- [WHAT IS BEING ASKED]
Reproduce the listing word for word. Skip any image.

- [RECORDS FOR THE EXERCISE]

((

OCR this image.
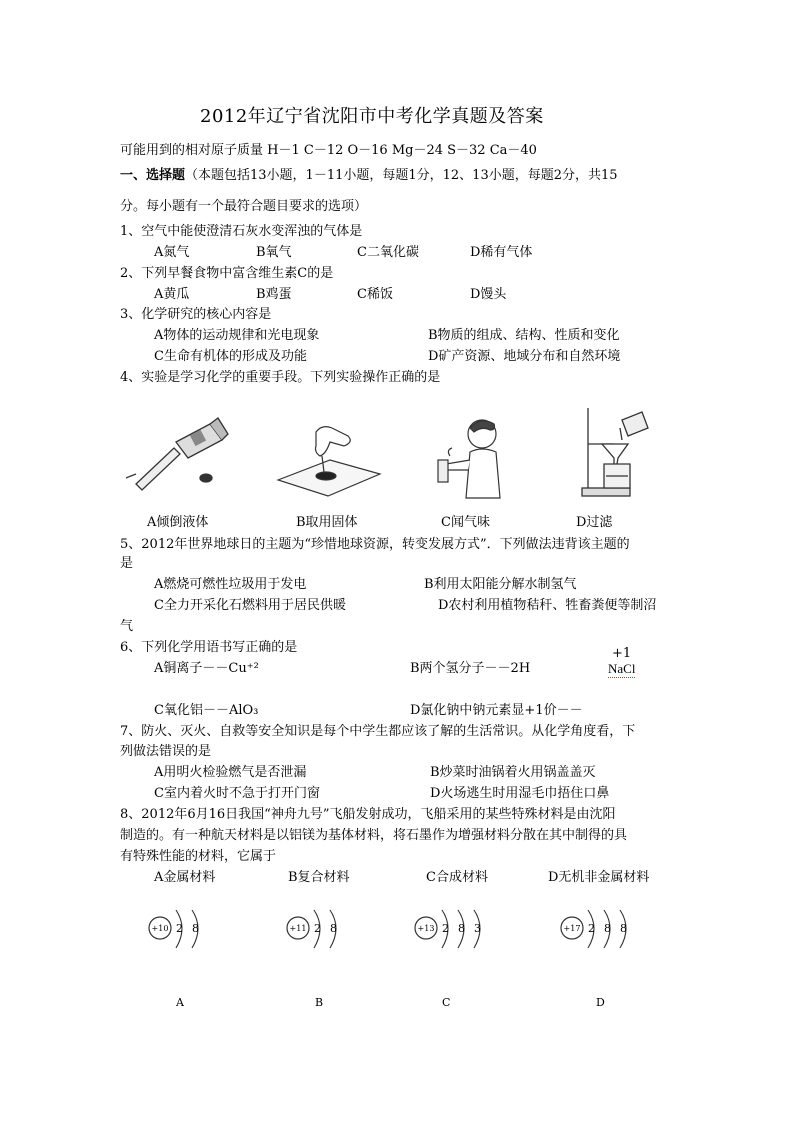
2012年辽宁省沈阳市中考化学真题及答案
可能用到的相对原子质量 H－1 C－12 O－16 Mg－24 S－32 Ca－40
一、选择题（本题包括13小题，1－11小题，每题1分，12、13小题，每题2分，共15
分。每小题有一个最符合题目要求的选项）
1、空气中能使澄清石灰水变浑浊的气体是
A氮气	B氧气	C二氧化碳	D稀有气体
2、下列早餐食物中富含维生素C的是
A黄瓜	B鸡蛋	C稀饭	D馒头
3、化学研究的核心内容是
A物体的运动规律和光电现象	B物质的组成、结构、性质和变化
C生命有机体的形成及功能	D矿产资源、地域分布和自然环境
4、实验是学习化学的重要手段。下列实验操作正确的是
A倾倒液体	B取用固体	C闻气味	D过滤
5、2012年世界地球日的主题为“珍惜地球资源，转变发展方式”．下列做法违背该主题的
是
A燃烧可燃性垃圾用于发电	B利用太阳能分解水制氢气
C全力开采化石燃料用于居民供暖	D农村利用植物秸秆、牲畜粪便等制沼
气
6、下列化学用语书写正确的是
A铜离子－－Cu⁺²	B两个氢分子－－2H
+1
NaCl
C氧化铝－－AlO₃	D氯化钠中钠元素显+1价－－
7、防火、灭火、自救等安全知识是每个中学生都应该了解的生活常识。从化学角度看，下
列做法错误的是
A用明火检验燃气是否泄漏	B炒菜时油锅着火用锅盖盖灭
C室内着火时不急于打开门窗	D火场逃生时用湿毛巾捂住口鼻
8、2012年6月16日我国“神舟九号”飞船发射成功，飞船采用的某些特殊材料是由沈阳
制造的。有一种航天材料是以铝镁为基体材料，将石墨作为增强材料分散在其中制得的具
有特殊性能的材料，它属于
A金属材料	B复合材料	C合成材料	D无机非金属材料
+10 2 8
A
+11 2 8
B
+13 2 8 3
C
+17 2 8 8
D
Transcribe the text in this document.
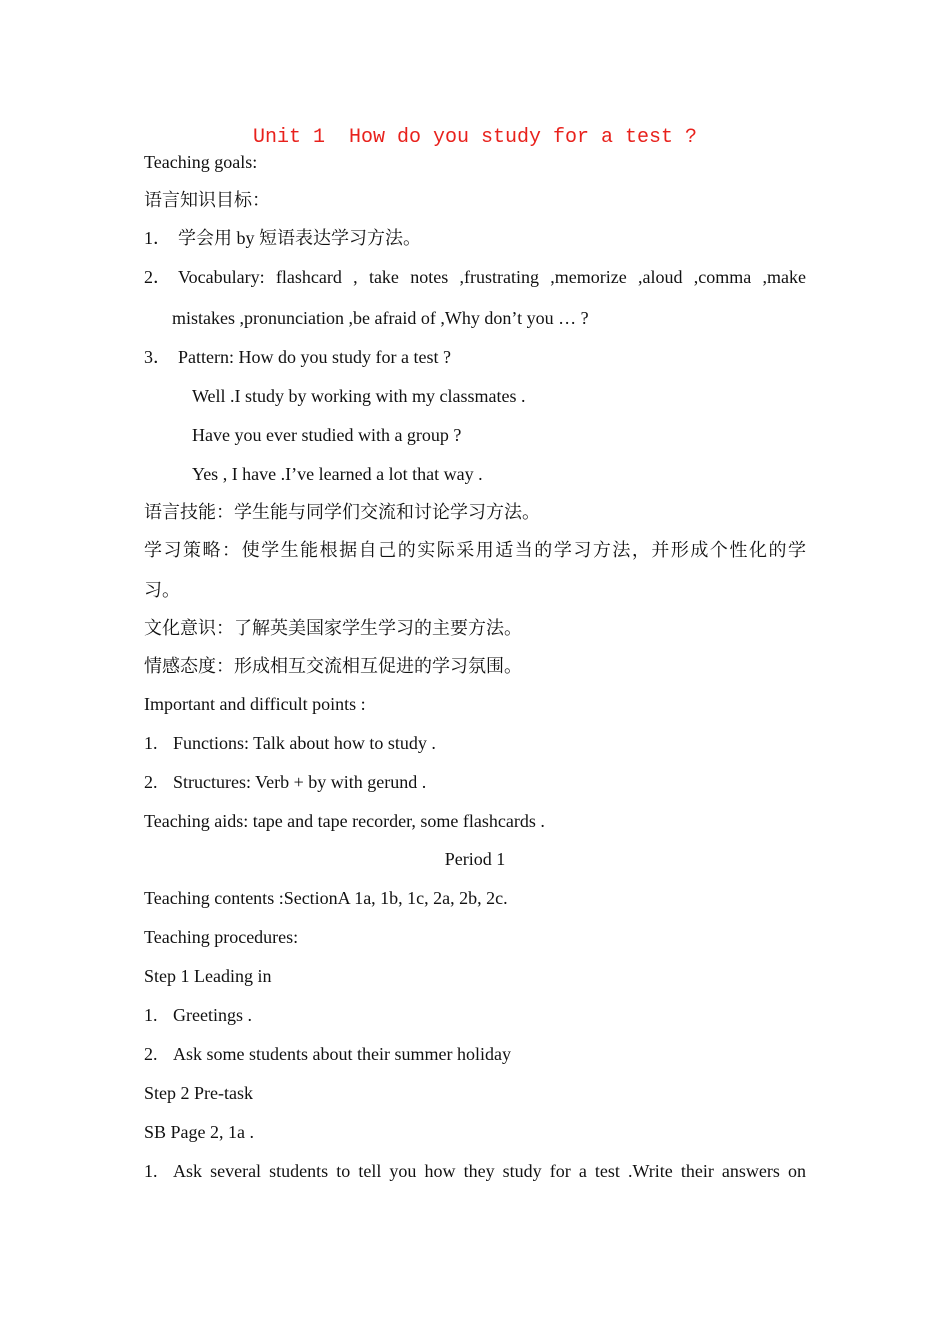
Unit 1  How do you study for a test ?
Teaching goals:
语言知识目标：
1． 学会用 by 短语表达学习方法。
2． Vocabulary: flashcard , take notes ,frustrating ,memorize ,aloud ,comma ,make
mistakes ,pronunciation ,be afraid of ,Why don’t you … ?
3． Pattern: How do you study for a test ?
Well .I study by working with my classmates .
Have you ever studied with a group ?
Yes , I have .I’ve learned a lot that way .
语言技能：学生能与同学们交流和讨论学习方法。
学习策略：使学生能根据自己的实际采用适当的学习方法，并形成个性化的学
习。
文化意识：了解英美国家学生学习的主要方法。
情感态度：形成相互交流相互促进的学习氛围。
Important and difficult points :
1. Functions: Talk about how to study .
2. Structures: Verb + by with gerund .
Teaching aids: tape and tape recorder, some flashcards .
Period 1
Teaching contents :SectionA 1a, 1b, 1c, 2a, 2b, 2c.
Teaching procedures:
Step 1 Leading in
1. Greetings .
2. Ask some students about their summer holiday
Step 2 Pre-task
SB Page 2, 1a .
1. Ask several students to tell you how they study for a test .Write their answers on
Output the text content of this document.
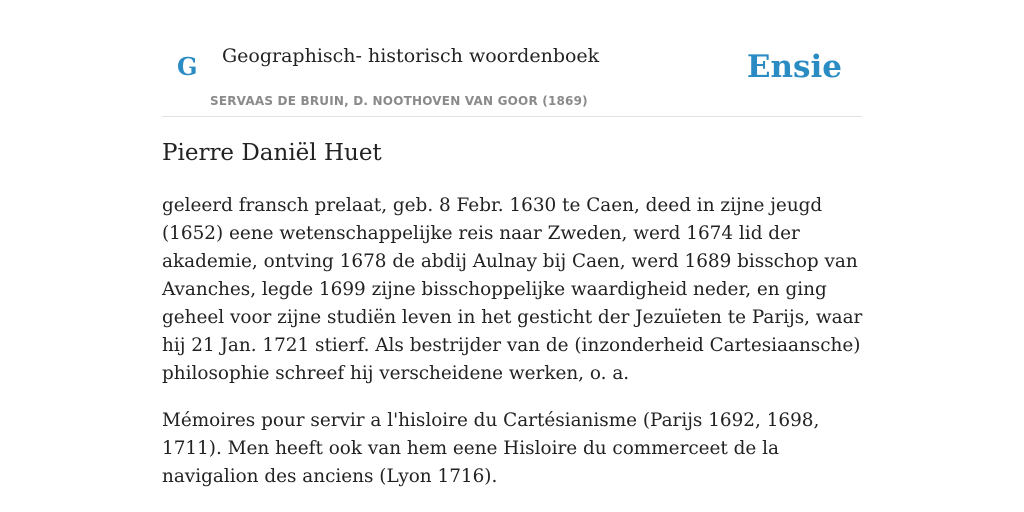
G Geographisch- historisch woordenboek
SERVAAS DE BRUIN, D. NOOTHOVEN VAN GOOR (1869)
Ensie
Pierre Daniël Huet

geleerd fransch prelaat, geb. 8 Febr. 1630 te Caen, deed in zijne jeugd (1652) eene wetenschappelijke reis naar Zweden, werd 1674 lid der akademie, ontving 1678 de abdij Aulnay bij Caen, werd 1689 bisschop van Avanches, legde 1699 zijne bisschoppelijke waardigheid neder, en ging geheel voor zijne studiën leven in het gesticht der Jezuïeten te Parijs, waar hij 21 Jan. 1721 stierf. Als bestrijder van de (inzonderheid Cartesiaansche) philosophie schreef hij verscheidene werken, o. a.

Mémoires pour servir a l'hisloire du Cartésianisme (Parijs 1692, 1698, 1711). Men heeft ook van hem eene Hisloire du commerceet de la navigalion des anciens (Lyon 1716).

))

- [FINISHED TASK]
OCR this image.
2012年辽宁省沈阳市中考化学真题及答案
可能用到的相对原子质量 H－1 C－12 O－16 Mg－24 S－32 Ca－40
一、选择题（本题包括13小题，1－11小题，每题1分，12、13小题，每题2分，共15
分。每小题有一个最符合题目要求的选项）
1、空气中能使澄清石灰水变浑浊的气体是
A氮气	B氧气	C二氧化碳	D稀有气体
2、下列早餐食物中富含维生素C的是
A黄瓜	B鸡蛋	C稀饭	D馒头
3、化学研究的核心内容是
A物体的运动规律和光电现象	B物质的组成、结构、性质和变化
C生命有机体的形成及功能	D矿产资源、地域分布和自然环境
4、实验是学习化学的重要手段。下列实验操作正确的是
A倾倒液体	B取用固体	C闻气味	D过滤
5、2012年世界地球日的主题为“珍惜地球资源，转变发展方式”．下列做法违背该主题的
是
A燃烧可燃性垃圾用于发电	B利用太阳能分解水制氢气
C全力开采化石燃料用于居民供暖	D农村利用植物秸秆、牲畜粪便等制沼
气
6、下列化学用语书写正确的是
A铜离子－－Cu⁺²	B两个氢分子－－2H
+1
NaCl
C氧化铝－－AlO₃	D氯化钠中钠元素显+1价－－
7、防火、灭火、自救等安全知识是每个中学生都应该了解的生活常识。从化学角度看，下
列做法错误的是
A用明火检验燃气是否泄漏	B炒菜时油锅着火用锅盖盖灭
C室内着火时不急于打开门窗	D火场逃生时用湿毛巾捂住口鼻
8、2012年6月16日我国“神舟九号”飞船发射成功，飞船采用的某些特殊材料是由沈阳
制造的。有一种航天材料是以铝镁为基体材料，将石墨作为增强材料分散在其中制得的具
有特殊性能的材料，它属于
A金属材料	B复合材料	C合成材料	D无机非金属材料
+10 2 8
A
+11 2 8
B
+13 2 8 3
C
+17 2 8 8
D
Transcribe the text in this document.
Unit 1  How do you study for a test ?
Teaching goals:
语言知识目标：
1． 学会用 by 短语表达学习方法。
2． Vocabulary: flashcard , take notes ,frustrating ,memorize ,aloud ,comma ,make
mistakes ,pronunciation ,be afraid of ,Why don’t you … ?
3． Pattern: How do you study for a test ?
Well .I study by working with my classmates .
Have you ever studied with a group ?
Yes , I have .I’ve learned a lot that way .
语言技能：学生能与同学们交流和讨论学习方法。
学习策略：使学生能根据自己的实际采用适当的学习方法，并形成个性化的学
习。
文化意识：了解英美国家学生学习的主要方法。
情感态度：形成相互交流相互促进的学习氛围。
Important and difficult points :
1. Functions: Talk about how to study .
2. Structures: Verb + by with gerund .
Teaching aids: tape and tape recorder, some flashcards .
Period 1
Teaching contents :SectionA 1a, 1b, 1c, 2a, 2b, 2c.
Teaching procedures:
Step 1 Leading in
1. Greetings .
2. Ask some students about their summer holiday
Step 2 Pre-task
SB Page 2, 1a .
1. Ask several students to tell you how they study for a test .Write their answers on
Output the text content of this document.
G Geographisch- historisch woordenboek
SERVAAS DE BRUIN, D. NOOTHOVEN VAN GOOR (1869)
Ensie
Pierre Daniël Huet

geleerd fransch prelaat, geb. 8 Febr. 1630 te Caen, deed in zijne jeugd (1652) eene wetenschappelijke reis naar Zweden, werd 1674 lid der akademie, ontving 1678 de abdij Aulnay bij Caen, werd 1689 bisschop van Avanches, legde 1699 zijne bisschoppelijke waardigheid neder, en ging geheel voor zijne studiën leven in het gesticht der Jezuïeten te Parijs, waar hij 21 Jan. 1721 stierf. Als bestrijder van de (inzonderheid Cartesiaansche) philosophie schreef hij verscheidene werken, o. a.

Mémoires pour servir a l'hisloire du Cartésianisme (Parijs 1692, 1698, 1711). Men heeft ook van hem eene Hisloire du commerceet de la navigalion des anciens (Lyon 1716).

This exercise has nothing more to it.